*Dataset items*.

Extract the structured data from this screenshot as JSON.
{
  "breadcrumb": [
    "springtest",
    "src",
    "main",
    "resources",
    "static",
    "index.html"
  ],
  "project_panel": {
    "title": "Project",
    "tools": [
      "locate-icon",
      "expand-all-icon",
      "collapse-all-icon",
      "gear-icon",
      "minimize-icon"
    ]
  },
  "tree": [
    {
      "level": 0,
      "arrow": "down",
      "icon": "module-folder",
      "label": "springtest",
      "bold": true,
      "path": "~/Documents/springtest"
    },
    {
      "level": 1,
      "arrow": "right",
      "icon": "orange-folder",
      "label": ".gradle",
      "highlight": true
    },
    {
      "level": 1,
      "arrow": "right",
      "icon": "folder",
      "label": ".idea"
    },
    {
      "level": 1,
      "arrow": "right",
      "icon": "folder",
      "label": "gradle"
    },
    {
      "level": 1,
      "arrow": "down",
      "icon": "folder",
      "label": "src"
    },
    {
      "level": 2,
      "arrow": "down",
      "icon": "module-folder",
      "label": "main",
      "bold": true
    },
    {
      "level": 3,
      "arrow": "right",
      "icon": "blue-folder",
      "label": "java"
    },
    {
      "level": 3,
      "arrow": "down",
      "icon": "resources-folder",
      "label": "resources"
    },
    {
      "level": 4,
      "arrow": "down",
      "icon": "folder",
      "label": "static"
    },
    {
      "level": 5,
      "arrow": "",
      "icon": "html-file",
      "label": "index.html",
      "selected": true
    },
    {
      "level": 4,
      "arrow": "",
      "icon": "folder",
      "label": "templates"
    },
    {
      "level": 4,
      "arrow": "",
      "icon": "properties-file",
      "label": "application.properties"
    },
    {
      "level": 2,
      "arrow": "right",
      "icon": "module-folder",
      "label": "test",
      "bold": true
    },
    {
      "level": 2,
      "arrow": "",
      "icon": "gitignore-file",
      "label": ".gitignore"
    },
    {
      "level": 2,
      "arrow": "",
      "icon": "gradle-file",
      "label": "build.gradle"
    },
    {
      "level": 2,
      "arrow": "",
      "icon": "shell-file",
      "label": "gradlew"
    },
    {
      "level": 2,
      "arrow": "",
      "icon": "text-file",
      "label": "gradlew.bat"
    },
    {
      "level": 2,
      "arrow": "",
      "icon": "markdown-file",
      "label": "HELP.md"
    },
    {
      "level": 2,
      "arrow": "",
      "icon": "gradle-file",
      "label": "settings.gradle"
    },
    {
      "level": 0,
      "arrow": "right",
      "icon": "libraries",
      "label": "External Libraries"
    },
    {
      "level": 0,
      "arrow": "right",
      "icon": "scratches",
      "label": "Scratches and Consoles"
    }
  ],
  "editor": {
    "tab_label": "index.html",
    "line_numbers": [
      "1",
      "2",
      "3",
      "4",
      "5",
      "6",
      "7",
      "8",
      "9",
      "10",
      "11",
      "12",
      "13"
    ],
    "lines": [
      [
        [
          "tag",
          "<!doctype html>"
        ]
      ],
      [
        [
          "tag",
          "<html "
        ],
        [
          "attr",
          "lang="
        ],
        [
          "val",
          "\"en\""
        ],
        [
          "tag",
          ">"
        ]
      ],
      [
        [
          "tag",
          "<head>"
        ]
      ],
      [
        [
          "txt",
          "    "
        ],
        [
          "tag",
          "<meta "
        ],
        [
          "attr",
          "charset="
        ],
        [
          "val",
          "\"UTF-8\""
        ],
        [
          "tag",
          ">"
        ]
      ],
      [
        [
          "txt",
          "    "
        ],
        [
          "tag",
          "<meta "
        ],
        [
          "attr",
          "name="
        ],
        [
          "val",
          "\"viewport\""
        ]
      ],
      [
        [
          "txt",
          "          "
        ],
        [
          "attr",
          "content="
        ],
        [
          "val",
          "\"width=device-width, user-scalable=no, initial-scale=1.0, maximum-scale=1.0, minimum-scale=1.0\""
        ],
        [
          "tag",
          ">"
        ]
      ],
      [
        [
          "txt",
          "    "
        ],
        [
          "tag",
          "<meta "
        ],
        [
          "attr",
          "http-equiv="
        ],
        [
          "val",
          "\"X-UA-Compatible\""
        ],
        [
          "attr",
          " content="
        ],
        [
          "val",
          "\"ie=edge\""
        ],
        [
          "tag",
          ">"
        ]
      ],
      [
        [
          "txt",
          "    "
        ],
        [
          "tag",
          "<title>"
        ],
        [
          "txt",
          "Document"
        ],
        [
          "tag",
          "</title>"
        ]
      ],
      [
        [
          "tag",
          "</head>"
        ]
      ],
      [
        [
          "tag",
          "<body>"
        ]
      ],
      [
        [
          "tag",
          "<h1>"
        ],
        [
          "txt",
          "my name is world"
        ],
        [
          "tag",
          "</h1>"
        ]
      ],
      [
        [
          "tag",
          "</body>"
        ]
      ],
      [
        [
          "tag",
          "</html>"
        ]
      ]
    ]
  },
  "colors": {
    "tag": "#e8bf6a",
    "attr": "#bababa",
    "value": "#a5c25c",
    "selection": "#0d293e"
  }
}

*TASK DIRECTIONS*.
Every entry above needs to be quoted exactly.

*RESULT*.
Extract the structured data from this screenshot as JSON.
{
  "breadcrumb": [
    "springtest",
    "src",
    "main",
    "resources",
    "static",
    "index.html"
  ],
  "project_panel": {
    "title": "Project",
    "tools": [
      "locate-icon",
      "expand-all-icon",
      "collapse-all-icon",
      "gear-icon",
      "minimize-icon"
    ]
  },
  "tree": [
    {
      "level": 0,
      "arrow": "down",
      "icon": "module-folder",
      "label": "springtest",
      "bold": true,
      "path": "~/Documents/springtest"
    },
    {
      "level": 1,
      "arrow": "right",
      "icon": "orange-folder",
      "label": ".gradle",
      "highlight": true
    },
    {
      "level": 1,
      "arrow": "right",
      "icon": "folder",
      "label": ".idea"
    },
    {
      "level": 1,
      "arrow": "right",
      "icon": "folder",
      "label": "gradle"
    },
    {
      "level": 1,
      "arrow": "down",
      "icon": "folder",
      "label": "src"
    },
    {
      "level": 2,
      "arrow": "down",
      "icon": "module-folder",
      "label": "main",
      "bold": true
    },
    {
      "level": 3,
      "arrow": "right",
      "icon": "blue-folder",
      "label": "java"
    },
    {
      "level": 3,
      "arrow": "down",
      "icon": "resources-folder",
      "label": "resources"
    },
    {
      "level": 4,
      "arrow": "down",
      "icon": "folder",
      "label": "static"
    },
    {
      "level": 5,
      "arrow": "",
      "icon": "html-file",
      "label": "index.html",
      "selected": true
    },
    {
      "level": 4,
      "arrow": "",
      "icon": "folder",
      "label": "templates"
    },
    {
      "level": 4,
      "arrow": "",
      "icon": "properties-file",
      "label": "application.properties"
    },
    {
      "level": 2,
      "arrow": "right",
      "icon": "module-folder",
      "label": "test",
      "bold": true
    },
    {
      "level": 2,
      "arrow": "",
      "icon": "gitignore-file",
      "label": ".gitignore"
    },
    {
      "level": 2,
      "arrow": "",
      "icon": "gradle-file",
      "label": "build.gradle"
    },
    {
      "level": 2,
      "arrow": "",
      "icon": "shell-file",
      "label": "gradlew"
    },
    {
      "level": 2,
      "arrow": "",
      "icon": "text-file",
      "label": "gradlew.bat"
    },
    {
      "level": 2,
      "arrow": "",
      "icon": "markdown-file",
      "label": "HELP.md"
    },
    {
      "level": 2,
      "arrow": "",
      "icon": "gradle-file",
      "label": "settings.gradle"
    },
    {
      "level": 0,
      "arrow": "right",
      "icon": "libraries",
      "label": "External Libraries"
    },
    {
      "level": 0,
      "arrow": "right",
      "icon": "scratches",
      "label": "Scratches and Consoles"
    }
  ],
  "editor": {
    "tab_label": "index.html",
    "line_numbers": [
      "1",
      "2",
      "3",
      "4",
      "5",
      "6",
      "7",
      "8",
      "9",
      "10",
      "11",
      "12",
      "13"
    ],
    "lines": [
      [
        [
          "tag",
          "<!doctype html>"
        ]
      ],
      [
        [
          "tag",
          "<html "
        ],
        [
          "attr",
          "lang="
        ],
        [
          "val",
          "\"en\""
        ],
        [
          "tag",
          ">"
        ]
      ],
      [
        [
          "tag",
          "<head>"
        ]
      ],
      [
        [
          "txt",
          "    "
        ],
        [
          "tag",
          "<meta "
        ],
        [
          "attr",
          "charset="
        ],
        [
          "val",
          "\"UTF-8\""
        ],
        [
          "tag",
          ">"
        ]
      ],
      [
        [
          "txt",
          "    "
        ],
        [
          "tag",
          "<meta "
        ],
        [
          "attr",
          "name="
        ],
        [
          "val",
          "\"viewport\""
        ]
      ],
      [
        [
          "txt",
          "          "
        ],
        [
          "attr",
          "content="
        ],
        [
          "val",
          "\"width=device-width, user-scalable=no, initial-scale=1.0, maximum-scale=1.0, minimum-scale=1.0\""
        ],
        [
          "tag",
          ">"
        ]
      ],
      [
        [
          "txt",
          "    "
        ],
        [
          "tag",
          "<meta "
        ],
        [
          "attr",
          "http-equiv="
        ],
        [
          "val",
          "\"X-UA-Compatible\""
        ],
        [
          "attr",
          " content="
        ],
        [
          "val",
          "\"ie=edge\""
        ],
        [
          "tag",
          ">"
        ]
      ],
      [
        [
          "txt",
          "    "
        ],
        [
          "tag",
          "<title>"
        ],
        [
          "txt",
          "Document"
        ],
        [
          "tag",
          "</title>"
        ]
      ],
      [
        [
          "tag",
          "</head>"
        ]
      ],
      [
        [
          "tag",
          "<body>"
        ]
      ],
      [
        [
          "tag",
          "<h1>"
        ],
        [
          "txt",
          "my name is world"
        ],
        [
          "tag",
          "</h1>"
        ]
      ],
      [
        [
          "tag",
          "</body>"
        ]
      ],
      [
        [
          "tag",
          "</html>"
        ]
      ]
    ]
  },
  "colors": {
    "tag": "#e8bf6a",
    "attr": "#bababa",
    "value": "#a5c25c",
    "selection": "#0d293e"
  }
}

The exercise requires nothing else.